### SOURCE MATERIAL:
• • •
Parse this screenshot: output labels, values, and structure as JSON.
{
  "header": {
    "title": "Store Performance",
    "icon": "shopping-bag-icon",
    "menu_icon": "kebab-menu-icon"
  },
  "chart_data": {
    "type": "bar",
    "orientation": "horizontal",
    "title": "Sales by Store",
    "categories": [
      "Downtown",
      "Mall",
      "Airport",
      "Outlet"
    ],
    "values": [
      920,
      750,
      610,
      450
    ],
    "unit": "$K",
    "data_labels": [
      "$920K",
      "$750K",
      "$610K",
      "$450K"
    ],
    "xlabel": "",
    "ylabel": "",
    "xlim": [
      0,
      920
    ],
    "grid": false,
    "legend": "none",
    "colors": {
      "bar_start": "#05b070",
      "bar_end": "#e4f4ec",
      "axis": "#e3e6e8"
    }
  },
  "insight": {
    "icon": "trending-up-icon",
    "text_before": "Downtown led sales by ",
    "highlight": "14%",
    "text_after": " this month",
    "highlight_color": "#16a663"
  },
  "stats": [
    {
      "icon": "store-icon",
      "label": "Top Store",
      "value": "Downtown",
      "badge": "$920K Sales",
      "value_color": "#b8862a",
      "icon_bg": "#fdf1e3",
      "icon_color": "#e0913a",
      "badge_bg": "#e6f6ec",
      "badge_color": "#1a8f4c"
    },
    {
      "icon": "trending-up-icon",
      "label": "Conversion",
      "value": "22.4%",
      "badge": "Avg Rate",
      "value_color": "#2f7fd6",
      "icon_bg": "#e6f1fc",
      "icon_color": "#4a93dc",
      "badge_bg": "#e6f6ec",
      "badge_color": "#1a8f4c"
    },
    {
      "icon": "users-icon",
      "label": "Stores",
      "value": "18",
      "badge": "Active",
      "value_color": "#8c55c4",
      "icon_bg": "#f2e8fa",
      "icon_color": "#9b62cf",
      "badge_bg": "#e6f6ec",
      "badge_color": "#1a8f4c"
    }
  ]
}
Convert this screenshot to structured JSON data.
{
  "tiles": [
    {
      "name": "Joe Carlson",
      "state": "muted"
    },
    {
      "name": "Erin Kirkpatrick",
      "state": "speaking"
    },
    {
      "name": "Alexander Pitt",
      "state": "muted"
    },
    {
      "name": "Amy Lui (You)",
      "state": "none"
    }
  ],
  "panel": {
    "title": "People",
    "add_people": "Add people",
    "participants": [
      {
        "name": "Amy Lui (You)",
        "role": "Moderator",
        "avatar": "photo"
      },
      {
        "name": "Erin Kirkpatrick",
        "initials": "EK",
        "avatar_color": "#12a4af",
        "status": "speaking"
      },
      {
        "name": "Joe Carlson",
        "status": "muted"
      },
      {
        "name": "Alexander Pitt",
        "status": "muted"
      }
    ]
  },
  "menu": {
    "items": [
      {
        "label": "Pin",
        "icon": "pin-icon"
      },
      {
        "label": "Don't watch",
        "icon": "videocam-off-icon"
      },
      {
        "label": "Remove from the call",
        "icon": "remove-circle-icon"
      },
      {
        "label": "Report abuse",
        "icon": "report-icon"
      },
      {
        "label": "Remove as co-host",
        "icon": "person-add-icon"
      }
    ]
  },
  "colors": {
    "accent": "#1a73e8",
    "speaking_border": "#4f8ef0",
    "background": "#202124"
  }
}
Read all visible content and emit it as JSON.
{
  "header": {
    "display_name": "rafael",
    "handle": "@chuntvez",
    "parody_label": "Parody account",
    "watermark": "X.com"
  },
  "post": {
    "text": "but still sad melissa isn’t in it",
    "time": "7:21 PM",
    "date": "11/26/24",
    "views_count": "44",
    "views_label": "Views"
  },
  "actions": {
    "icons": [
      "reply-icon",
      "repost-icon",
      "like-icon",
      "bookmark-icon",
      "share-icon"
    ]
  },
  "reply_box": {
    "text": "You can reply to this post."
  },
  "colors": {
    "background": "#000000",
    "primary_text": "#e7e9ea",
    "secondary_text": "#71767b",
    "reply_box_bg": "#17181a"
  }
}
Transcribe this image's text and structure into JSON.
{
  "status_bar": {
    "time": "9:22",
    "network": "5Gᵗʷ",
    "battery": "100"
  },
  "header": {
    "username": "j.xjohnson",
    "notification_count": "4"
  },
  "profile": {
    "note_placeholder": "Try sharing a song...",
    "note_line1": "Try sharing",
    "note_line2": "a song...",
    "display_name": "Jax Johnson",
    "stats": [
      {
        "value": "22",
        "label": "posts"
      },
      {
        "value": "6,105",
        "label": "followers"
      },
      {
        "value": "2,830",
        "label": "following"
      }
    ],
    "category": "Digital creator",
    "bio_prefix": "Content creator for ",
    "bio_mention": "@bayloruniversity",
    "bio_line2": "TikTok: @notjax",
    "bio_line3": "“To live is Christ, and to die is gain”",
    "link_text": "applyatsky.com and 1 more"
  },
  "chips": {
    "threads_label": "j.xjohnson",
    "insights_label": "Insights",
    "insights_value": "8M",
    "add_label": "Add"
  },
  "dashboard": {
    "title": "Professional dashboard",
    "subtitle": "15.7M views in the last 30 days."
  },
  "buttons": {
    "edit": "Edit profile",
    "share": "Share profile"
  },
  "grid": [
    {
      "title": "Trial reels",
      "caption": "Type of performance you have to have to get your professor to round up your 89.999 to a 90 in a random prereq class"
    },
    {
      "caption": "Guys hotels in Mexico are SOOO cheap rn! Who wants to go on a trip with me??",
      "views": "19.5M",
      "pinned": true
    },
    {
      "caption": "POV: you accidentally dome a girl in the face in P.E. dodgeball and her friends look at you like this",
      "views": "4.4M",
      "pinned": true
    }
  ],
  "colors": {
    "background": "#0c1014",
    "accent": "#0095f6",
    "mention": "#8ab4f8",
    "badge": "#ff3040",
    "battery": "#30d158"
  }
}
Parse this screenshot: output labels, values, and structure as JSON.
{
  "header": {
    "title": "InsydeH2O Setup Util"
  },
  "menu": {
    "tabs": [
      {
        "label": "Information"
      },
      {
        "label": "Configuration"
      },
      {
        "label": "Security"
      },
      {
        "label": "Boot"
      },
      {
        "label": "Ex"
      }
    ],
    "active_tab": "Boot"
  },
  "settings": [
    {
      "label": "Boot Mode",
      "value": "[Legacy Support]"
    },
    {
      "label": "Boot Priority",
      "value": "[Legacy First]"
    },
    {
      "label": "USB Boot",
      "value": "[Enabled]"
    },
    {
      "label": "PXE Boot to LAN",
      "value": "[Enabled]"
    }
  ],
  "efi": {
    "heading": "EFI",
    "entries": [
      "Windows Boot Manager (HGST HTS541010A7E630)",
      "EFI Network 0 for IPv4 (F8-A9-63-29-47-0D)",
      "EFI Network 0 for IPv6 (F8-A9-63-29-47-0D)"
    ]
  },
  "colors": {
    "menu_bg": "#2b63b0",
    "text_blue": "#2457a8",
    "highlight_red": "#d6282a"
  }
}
• • •
### INSTRUCTIONS FOR THE TASK:
Print back all the lines verbatim.

### WRITTEN SOLUTION:
Parse this screenshot: output labels, values, and structure as JSON.
{
  "header": {
    "title": "Store Performance",
    "icon": "shopping-bag-icon",
    "menu_icon": "kebab-menu-icon"
  },
  "chart_data": {
    "type": "bar",
    "orientation": "horizontal",
    "title": "Sales by Store",
    "categories": [
      "Downtown",
      "Mall",
      "Airport",
      "Outlet"
    ],
    "values": [
      920,
      750,
      610,
      450
    ],
    "unit": "$K",
    "data_labels": [
      "$920K",
      "$750K",
      "$610K",
      "$450K"
    ],
    "xlabel": "",
    "ylabel": "",
    "xlim": [
      0,
      920
    ],
    "grid": false,
    "legend": "none",
    "colors": {
      "bar_start": "#05b070",
      "bar_end": "#e4f4ec",
      "axis": "#e3e6e8"
    }
  },
  "insight": {
    "icon": "trending-up-icon",
    "text_before": "Downtown led sales by ",
    "highlight": "14%",
    "text_after": " this month",
    "highlight_color": "#16a663"
  },
  "stats": [
    {
      "icon": "store-icon",
      "label": "Top Store",
      "value": "Downtown",
      "badge": "$920K Sales",
      "value_color": "#b8862a",
      "icon_bg": "#fdf1e3",
      "icon_color": "#e0913a",
      "badge_bg": "#e6f6ec",
      "badge_color": "#1a8f4c"
    },
    {
      "icon": "trending-up-icon",
      "label": "Conversion",
      "value": "22.4%",
      "badge": "Avg Rate",
      "value_color": "#2f7fd6",
      "icon_bg": "#e6f1fc",
      "icon_color": "#4a93dc",
      "badge_bg": "#e6f6ec",
      "badge_color": "#1a8f4c"
    },
    {
      "icon": "users-icon",
      "label": "Stores",
      "value": "18",
      "badge": "Active",
      "value_color": "#8c55c4",
      "icon_bg": "#f2e8fa",
      "icon_color": "#9b62cf",
      "badge_bg": "#e6f6ec",
      "badge_color": "#1a8f4c"
    }
  ]
}
Convert this screenshot to structured JSON data.
{
  "tiles": [
    {
      "name": "Joe Carlson",
      "state": "muted"
    },
    {
      "name": "Erin Kirkpatrick",
      "state": "speaking"
    },
    {
      "name": "Alexander Pitt",
      "state": "muted"
    },
    {
      "name": "Amy Lui (You)",
      "state": "none"
    }
  ],
  "panel": {
    "title": "People",
    "add_people": "Add people",
    "participants": [
      {
        "name": "Amy Lui (You)",
        "role": "Moderator",
        "avatar": "photo"
      },
      {
        "name": "Erin Kirkpatrick",
        "initials": "EK",
        "avatar_color": "#12a4af",
        "status": "speaking"
      },
      {
        "name": "Joe Carlson",
        "status": "muted"
      },
      {
        "name": "Alexander Pitt",
        "status": "muted"
      }
    ]
  },
  "menu": {
    "items": [
      {
        "label": "Pin",
        "icon": "pin-icon"
      },
      {
        "label": "Don't watch",
        "icon": "videocam-off-icon"
      },
      {
        "label": "Remove from the call",
        "icon": "remove-circle-icon"
      },
      {
        "label": "Report abuse",
        "icon": "report-icon"
      },
      {
        "label": "Remove as co-host",
        "icon": "person-add-icon"
      }
    ]
  },
  "colors": {
    "accent": "#1a73e8",
    "speaking_border": "#4f8ef0",
    "background": "#202124"
  }
}
Read all visible content and emit it as JSON.
{
  "header": {
    "display_name": "rafael",
    "handle": "@chuntvez",
    "parody_label": "Parody account",
    "watermark": "X.com"
  },
  "post": {
    "text": "but still sad melissa isn’t in it",
    "time": "7:21 PM",
    "date": "11/26/24",
    "views_count": "44",
    "views_label": "Views"
  },
  "actions": {
    "icons": [
      "reply-icon",
      "repost-icon",
      "like-icon",
      "bookmark-icon",
      "share-icon"
    ]
  },
  "reply_box": {
    "text": "You can reply to this post."
  },
  "colors": {
    "background": "#000000",
    "primary_text": "#e7e9ea",
    "secondary_text": "#71767b",
    "reply_box_bg": "#17181a"
  }
}
Transcribe this image's text and structure into JSON.
{
  "status_bar": {
    "time": "9:22",
    "network": "5Gᵗʷ",
    "battery": "100"
  },
  "header": {
    "username": "j.xjohnson",
    "notification_count": "4"
  },
  "profile": {
    "note_placeholder": "Try sharing a song...",
    "note_line1": "Try sharing",
    "note_line2": "a song...",
    "display_name": "Jax Johnson",
    "stats": [
      {
        "value": "22",
        "label": "posts"
      },
      {
        "value": "6,105",
        "label": "followers"
      },
      {
        "value": "2,830",
        "label": "following"
      }
    ],
    "category": "Digital creator",
    "bio_prefix": "Content creator for ",
    "bio_mention": "@bayloruniversity",
    "bio_line2": "TikTok: @notjax",
    "bio_line3": "“To live is Christ, and to die is gain”",
    "link_text": "applyatsky.com and 1 more"
  },
  "chips": {
    "threads_label": "j.xjohnson",
    "insights_label": "Insights",
    "insights_value": "8M",
    "add_label": "Add"
  },
  "dashboard": {
    "title": "Professional dashboard",
    "subtitle": "15.7M views in the last 30 days."
  },
  "buttons": {
    "edit": "Edit profile",
    "share": "Share profile"
  },
  "grid": [
    {
      "title": "Trial reels",
      "caption": "Type of performance you have to have to get your professor to round up your 89.999 to a 90 in a random prereq class"
    },
    {
      "caption": "Guys hotels in Mexico are SOOO cheap rn! Who wants to go on a trip with me??",
      "views": "19.5M",
      "pinned": true
    },
    {
      "caption": "POV: you accidentally dome a girl in the face in P.E. dodgeball and her friends look at you like this",
      "views": "4.4M",
      "pinned": true
    }
  ],
  "colors": {
    "background": "#0c1014",
    "accent": "#0095f6",
    "mention": "#8ab4f8",
    "badge": "#ff3040",
    "battery": "#30d158"
  }
}
Parse this screenshot: output labels, values, and structure as JSON.
{
  "header": {
    "title": "InsydeH2O Setup Util"
  },
  "menu": {
    "tabs": [
      {
        "label": "Information"
      },
      {
        "label": "Configuration"
      },
      {
        "label": "Security"
      },
      {
        "label": "Boot"
      },
      {
        "label": "Ex"
      }
    ],
    "active_tab": "Boot"
  },
  "settings": [
    {
      "label": "Boot Mode",
      "value": "[Legacy Support]"
    },
    {
      "label": "Boot Priority",
      "value": "[Legacy First]"
    },
    {
      "label": "USB Boot",
      "value": "[Enabled]"
    },
    {
      "label": "PXE Boot to LAN",
      "value": "[Enabled]"
    }
  ],
  "efi": {
    "heading": "EFI",
    "entries": [
      "Windows Boot Manager (HGST HTS541010A7E630)",
      "EFI Network 0 for IPv4 (F8-A9-63-29-47-0D)",
      "EFI Network 0 for IPv6 (F8-A9-63-29-47-0D)"
    ]
  },
  "colors": {
    "menu_bg": "#2b63b0",
    "text_blue": "#2457a8",
    "highlight_red": "#d6282a"
  }
}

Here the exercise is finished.